## Goals
#1 In the recommender system notebook, which product metadata was embedded alongside the images?
#2 Resume the recommender system notebook from its last line and keep writing it.

## Page extract
# This is v2 of the recommender system.

To improve on v1, we fine tuned the ResNet50 model by training it to encode and reconstruct images from the fashion dataset (https://www.kaggle.com/datasets/paramaggarwal/fashion-product-images-dataset). On top of embedding images, we also embedded the metadata (name, brand) for products and factored that information into recommendations.

In [None]:
!pip install tqdm
!pip install sentence-transformers
!pip install annoy
!pip install torchsummary

In [None]:
import os
import torch
import torch.nn as nn
import torchvision.models as models
from PIL import Image
from torchvision import transforms
from torch.utils.data import DataLoader, Dataset
import numpy as np
from tqdm import tqdm
from annoy import AnnoyIndex
from sklearn.model_selection import train_test_split
from torchsummary import summary

In [None]:
# Define a custom dataset
class ImageDataset(Dataset):
    def __init__(self, image_paths, transform):
        self.image_paths = image_paths
        self.transform = transform
    def __len__(self):
        return len(self.image_paths)

Saved data entries

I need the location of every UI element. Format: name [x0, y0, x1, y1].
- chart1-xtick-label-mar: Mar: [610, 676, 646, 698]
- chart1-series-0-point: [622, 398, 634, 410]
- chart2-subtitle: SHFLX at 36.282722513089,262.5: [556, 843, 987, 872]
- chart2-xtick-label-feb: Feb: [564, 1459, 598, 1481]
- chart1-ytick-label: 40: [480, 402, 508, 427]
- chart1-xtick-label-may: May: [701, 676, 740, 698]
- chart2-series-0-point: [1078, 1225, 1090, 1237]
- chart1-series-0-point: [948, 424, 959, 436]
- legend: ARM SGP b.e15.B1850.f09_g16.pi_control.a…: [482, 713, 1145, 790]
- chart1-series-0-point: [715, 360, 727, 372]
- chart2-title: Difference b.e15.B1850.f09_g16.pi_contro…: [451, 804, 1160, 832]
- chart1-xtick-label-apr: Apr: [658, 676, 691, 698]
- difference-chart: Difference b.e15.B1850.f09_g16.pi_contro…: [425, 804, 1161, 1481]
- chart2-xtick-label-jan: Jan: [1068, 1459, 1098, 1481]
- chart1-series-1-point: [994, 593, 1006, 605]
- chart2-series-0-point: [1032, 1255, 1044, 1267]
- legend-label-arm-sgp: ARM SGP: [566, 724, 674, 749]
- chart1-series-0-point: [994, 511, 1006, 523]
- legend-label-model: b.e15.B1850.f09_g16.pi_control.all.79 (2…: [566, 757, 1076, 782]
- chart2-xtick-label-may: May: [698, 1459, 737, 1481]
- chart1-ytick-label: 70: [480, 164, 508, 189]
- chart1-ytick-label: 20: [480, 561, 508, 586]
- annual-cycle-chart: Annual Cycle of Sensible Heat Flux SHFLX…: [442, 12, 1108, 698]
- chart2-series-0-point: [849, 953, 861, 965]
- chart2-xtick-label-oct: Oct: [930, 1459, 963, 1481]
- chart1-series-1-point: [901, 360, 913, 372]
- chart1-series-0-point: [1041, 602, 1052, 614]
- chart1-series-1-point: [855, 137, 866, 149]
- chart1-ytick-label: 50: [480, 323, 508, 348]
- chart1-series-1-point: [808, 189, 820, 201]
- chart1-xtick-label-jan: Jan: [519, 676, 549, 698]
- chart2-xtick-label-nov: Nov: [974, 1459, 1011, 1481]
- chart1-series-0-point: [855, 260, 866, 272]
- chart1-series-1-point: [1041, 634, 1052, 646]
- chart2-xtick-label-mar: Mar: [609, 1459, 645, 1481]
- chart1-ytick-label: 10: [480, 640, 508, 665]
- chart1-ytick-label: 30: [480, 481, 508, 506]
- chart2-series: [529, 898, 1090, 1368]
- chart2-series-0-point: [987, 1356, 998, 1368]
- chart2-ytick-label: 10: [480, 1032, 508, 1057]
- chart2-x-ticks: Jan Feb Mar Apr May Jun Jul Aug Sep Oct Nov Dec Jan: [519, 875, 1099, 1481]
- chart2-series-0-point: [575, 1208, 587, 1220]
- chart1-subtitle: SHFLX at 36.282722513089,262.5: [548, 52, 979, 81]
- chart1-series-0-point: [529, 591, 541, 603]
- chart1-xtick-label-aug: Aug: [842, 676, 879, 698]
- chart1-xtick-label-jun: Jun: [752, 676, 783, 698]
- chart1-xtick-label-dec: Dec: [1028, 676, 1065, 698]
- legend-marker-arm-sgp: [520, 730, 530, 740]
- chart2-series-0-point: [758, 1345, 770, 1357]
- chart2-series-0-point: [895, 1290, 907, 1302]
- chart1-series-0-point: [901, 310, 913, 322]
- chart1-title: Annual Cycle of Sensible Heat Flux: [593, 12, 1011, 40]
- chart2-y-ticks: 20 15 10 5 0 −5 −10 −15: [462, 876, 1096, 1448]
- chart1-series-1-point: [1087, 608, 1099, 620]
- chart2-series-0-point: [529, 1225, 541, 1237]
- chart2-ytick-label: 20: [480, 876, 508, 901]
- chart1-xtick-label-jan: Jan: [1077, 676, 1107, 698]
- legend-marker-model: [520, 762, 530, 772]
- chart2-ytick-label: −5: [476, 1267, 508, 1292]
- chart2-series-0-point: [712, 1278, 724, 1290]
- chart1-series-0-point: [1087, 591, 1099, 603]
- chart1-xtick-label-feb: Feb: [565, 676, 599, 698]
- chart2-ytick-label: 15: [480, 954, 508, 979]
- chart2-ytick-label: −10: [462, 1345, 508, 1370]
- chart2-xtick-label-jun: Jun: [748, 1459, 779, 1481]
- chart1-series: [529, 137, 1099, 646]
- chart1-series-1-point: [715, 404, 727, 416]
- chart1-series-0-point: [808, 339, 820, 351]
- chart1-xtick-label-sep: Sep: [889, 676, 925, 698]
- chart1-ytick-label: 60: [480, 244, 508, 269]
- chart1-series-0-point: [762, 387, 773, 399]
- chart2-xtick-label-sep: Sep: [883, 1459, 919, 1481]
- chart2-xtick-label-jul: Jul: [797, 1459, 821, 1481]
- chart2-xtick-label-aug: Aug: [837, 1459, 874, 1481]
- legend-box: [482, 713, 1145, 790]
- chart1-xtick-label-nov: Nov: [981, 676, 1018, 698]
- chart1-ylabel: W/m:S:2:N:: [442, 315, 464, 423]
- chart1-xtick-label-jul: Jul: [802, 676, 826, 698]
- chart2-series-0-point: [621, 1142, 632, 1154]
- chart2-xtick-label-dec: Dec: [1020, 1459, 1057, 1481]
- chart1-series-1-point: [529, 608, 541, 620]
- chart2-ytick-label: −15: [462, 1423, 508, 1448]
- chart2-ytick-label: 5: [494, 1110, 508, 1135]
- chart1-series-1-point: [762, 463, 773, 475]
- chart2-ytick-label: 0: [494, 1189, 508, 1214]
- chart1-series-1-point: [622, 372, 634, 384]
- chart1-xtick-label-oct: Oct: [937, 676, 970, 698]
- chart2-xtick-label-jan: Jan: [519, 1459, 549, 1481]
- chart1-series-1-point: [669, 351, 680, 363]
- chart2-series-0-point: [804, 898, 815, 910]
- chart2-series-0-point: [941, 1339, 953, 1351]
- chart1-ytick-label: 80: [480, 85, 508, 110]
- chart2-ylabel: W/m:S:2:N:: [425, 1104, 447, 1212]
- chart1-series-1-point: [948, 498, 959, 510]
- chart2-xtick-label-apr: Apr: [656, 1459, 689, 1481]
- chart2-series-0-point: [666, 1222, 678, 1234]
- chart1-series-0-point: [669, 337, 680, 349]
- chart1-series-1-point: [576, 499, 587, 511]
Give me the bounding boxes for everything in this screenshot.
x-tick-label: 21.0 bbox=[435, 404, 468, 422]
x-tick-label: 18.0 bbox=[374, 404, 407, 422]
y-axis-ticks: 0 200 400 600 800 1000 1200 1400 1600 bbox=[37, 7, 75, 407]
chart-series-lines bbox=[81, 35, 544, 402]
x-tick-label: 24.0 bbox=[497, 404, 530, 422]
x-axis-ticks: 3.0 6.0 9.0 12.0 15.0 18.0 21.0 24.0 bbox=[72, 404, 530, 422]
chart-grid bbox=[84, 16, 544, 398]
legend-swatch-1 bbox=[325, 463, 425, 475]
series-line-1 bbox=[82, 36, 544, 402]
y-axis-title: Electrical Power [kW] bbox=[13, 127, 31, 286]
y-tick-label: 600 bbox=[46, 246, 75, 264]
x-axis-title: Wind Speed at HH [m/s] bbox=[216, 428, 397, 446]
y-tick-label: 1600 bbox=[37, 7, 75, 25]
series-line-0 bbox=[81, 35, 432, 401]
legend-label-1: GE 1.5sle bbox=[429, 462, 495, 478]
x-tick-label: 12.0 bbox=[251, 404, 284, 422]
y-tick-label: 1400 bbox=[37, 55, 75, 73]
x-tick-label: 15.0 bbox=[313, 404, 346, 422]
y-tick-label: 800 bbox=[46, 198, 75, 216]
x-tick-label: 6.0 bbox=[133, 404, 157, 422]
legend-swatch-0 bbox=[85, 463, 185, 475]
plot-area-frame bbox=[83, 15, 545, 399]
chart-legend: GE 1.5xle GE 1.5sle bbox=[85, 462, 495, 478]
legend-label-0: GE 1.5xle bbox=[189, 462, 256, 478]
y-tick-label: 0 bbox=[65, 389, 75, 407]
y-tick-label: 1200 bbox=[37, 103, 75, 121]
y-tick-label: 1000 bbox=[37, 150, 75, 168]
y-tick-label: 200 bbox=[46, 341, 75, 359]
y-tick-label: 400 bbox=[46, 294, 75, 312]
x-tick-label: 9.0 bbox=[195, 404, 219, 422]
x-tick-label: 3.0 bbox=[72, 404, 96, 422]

## Response list
#1 The product name and brand.

#2
    def __getitem__(self, idx):
        img_path = self.image_paths[idx]
        image = Image.open(img_path)
        return self.transform(image), img_path # return (image, path)

In [None]:
class Encoder(nn.Module):
    def __init__(self):
        super(Encoder, self).__init__()
        resnet50 = models.resnet50(pretrained=True)
        self.encoder = nn.Sequential(*(list(resnet50.children())[:-1])) # remove fc layer used for classification

        # freeze layers up to 3 to retain information learned from pretrained weights
        for name, layer in self.encoder.named_children():
            if name in['0', '1', '2', '3']:
                for param in layer.parameters():
                    param.requires_grad = False
            
    def forward(self, x):
        latent = self.encoder(x).view(x.size(0), -1)
        return latent

class Decoder(nn.Module):
    def __init__(self, latent_dim=2048):
        super(Decoder, self).__init__()
        self.decoder = nn.Sequential(
            # Fully connected layer to expand the latent vector
            nn.Linear(latent_dim, 8 * 8 * 256),  # 8x8 spatial dimension and 256 channels
            nn.ReLU(inplace=True),
            nn.BatchNorm1d(8 * 8 * 256),
            
            # Reshape to (B, 256, 8, 8) via view
            nn.Unflatten(1, (256, 8, 8)),
            
            # Upsampling layers (transpose convolutions)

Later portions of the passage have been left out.